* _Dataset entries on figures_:

• • • • • • •

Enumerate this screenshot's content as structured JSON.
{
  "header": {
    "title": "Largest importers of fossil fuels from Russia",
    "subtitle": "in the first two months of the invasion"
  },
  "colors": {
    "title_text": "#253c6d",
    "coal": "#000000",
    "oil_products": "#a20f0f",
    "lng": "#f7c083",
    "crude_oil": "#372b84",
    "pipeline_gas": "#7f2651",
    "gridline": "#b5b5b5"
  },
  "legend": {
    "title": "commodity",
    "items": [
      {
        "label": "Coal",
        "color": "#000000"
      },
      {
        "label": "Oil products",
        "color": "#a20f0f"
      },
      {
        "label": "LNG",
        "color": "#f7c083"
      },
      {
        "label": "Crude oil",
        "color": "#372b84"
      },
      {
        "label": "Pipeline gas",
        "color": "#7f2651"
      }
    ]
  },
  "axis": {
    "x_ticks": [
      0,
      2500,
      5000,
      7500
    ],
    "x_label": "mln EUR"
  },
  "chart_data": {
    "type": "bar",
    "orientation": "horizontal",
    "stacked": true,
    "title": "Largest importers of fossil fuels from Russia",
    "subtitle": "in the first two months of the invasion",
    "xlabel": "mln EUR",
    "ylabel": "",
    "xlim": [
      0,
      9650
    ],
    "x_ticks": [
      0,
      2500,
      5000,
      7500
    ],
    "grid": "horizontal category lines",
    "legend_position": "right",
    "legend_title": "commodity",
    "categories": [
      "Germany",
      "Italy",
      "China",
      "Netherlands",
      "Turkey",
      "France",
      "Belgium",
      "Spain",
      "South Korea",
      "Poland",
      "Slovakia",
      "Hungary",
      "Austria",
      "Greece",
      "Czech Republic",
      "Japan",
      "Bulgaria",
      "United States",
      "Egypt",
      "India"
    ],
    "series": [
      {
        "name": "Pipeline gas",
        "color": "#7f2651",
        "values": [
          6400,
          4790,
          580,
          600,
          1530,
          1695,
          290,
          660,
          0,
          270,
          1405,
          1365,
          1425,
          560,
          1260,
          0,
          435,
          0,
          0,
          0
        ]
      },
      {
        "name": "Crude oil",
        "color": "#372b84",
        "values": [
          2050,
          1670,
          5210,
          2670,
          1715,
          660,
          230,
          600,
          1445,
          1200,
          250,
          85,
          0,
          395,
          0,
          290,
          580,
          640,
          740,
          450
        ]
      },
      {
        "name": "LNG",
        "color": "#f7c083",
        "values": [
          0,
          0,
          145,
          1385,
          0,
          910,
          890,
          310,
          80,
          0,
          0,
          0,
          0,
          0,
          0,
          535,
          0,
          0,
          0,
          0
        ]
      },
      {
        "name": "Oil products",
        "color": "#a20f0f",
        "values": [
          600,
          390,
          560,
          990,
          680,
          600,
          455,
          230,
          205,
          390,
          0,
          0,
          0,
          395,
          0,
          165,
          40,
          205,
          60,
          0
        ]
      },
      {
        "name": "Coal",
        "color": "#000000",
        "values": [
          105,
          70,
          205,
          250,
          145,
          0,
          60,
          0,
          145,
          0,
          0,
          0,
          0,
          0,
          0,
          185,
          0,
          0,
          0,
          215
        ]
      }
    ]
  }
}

• • • • • • •

* _EXERCISE PROMPT_:
Every line above should be retyped exactly as given.

* _OUTPUT OF THE EXERCISE_:
Enumerate this screenshot's content as structured JSON.
{
  "header": {
    "title": "Largest importers of fossil fuels from Russia",
    "subtitle": "in the first two months of the invasion"
  },
  "colors": {
    "title_text": "#253c6d",
    "coal": "#000000",
    "oil_products": "#a20f0f",
    "lng": "#f7c083",
    "crude_oil": "#372b84",
    "pipeline_gas": "#7f2651",
    "gridline": "#b5b5b5"
  },
  "legend": {
    "title": "commodity",
    "items": [
      {
        "label": "Coal",
        "color": "#000000"
      },
      {
        "label": "Oil products",
        "color": "#a20f0f"
      },
      {
        "label": "LNG",
        "color": "#f7c083"
      },
      {
        "label": "Crude oil",
        "color": "#372b84"
      },
      {
        "label": "Pipeline gas",
        "color": "#7f2651"
      }
    ]
  },
  "axis": {
    "x_ticks": [
      0,
      2500,
      5000,
      7500
    ],
    "x_label": "mln EUR"
  },
  "chart_data": {
    "type": "bar",
    "orientation": "horizontal",
    "stacked": true,
    "title": "Largest importers of fossil fuels from Russia",
    "subtitle": "in the first two months of the invasion",
    "xlabel": "mln EUR",
    "ylabel": "",
    "xlim": [
      0,
      9650
    ],
    "x_ticks": [
      0,
      2500,
      5000,
      7500
    ],
    "grid": "horizontal category lines",
    "legend_position": "right",
    "legend_title": "commodity",
    "categories": [
      "Germany",
      "Italy",
      "China",
      "Netherlands",
      "Turkey",
      "France",
      "Belgium",
      "Spain",
      "South Korea",
      "Poland",
      "Slovakia",
      "Hungary",
      "Austria",
      "Greece",
      "Czech Republic",
      "Japan",
      "Bulgaria",
      "United States",
      "Egypt",
      "India"
    ],
    "series": [
      {
        "name": "Pipeline gas",
        "color": "#7f2651",
        "values": [
          6400,
          4790,
          580,
          600,
          1530,
          1695,
          290,
          660,
          0,
          270,
          1405,
          1365,
          1425,
          560,
          1260,
          0,
          435,
          0,
          0,
          0
        ]
      },
      {
        "name": "Crude oil",
        "color": "#372b84",
        "values": [
          2050,
          1670,
          5210,
          2670,
          1715,
          660,
          230,
          600,
          1445,
          1200,
          250,
          85,
          0,
          395,
          0,
          290,
          580,
          640,
          740,
          450
        ]
      },
      {
        "name": "LNG",
        "color": "#f7c083",
        "values": [
          0,
          0,
          145,
          1385,
          0,
          910,
          890,
          310,
          80,
          0,
          0,
          0,
          0,
          0,
          0,
          535,
          0,
          0,
          0,
          0
        ]
      },
      {
        "name": "Oil products",
        "color": "#a20f0f",
        "values": [
          600,
          390,
          560,
          990,
          680,
          600,
          455,
          230,
          205,
          390,
          0,
          0,
          0,
          395,
          0,
          165,
          40,
          205,
          60,
          0
        ]
      },
      {
        "name": "Coal",
        "color": "#000000",
        "values": [
          105,
          70,
          205,
          250,
          145,
          0,
          60,
          0,
          145,
          0,
          0,
          0,
          0,
          0,
          0,
          185,
          0,
          0,
          0,
          215
        ]
      }
    ]
  }
}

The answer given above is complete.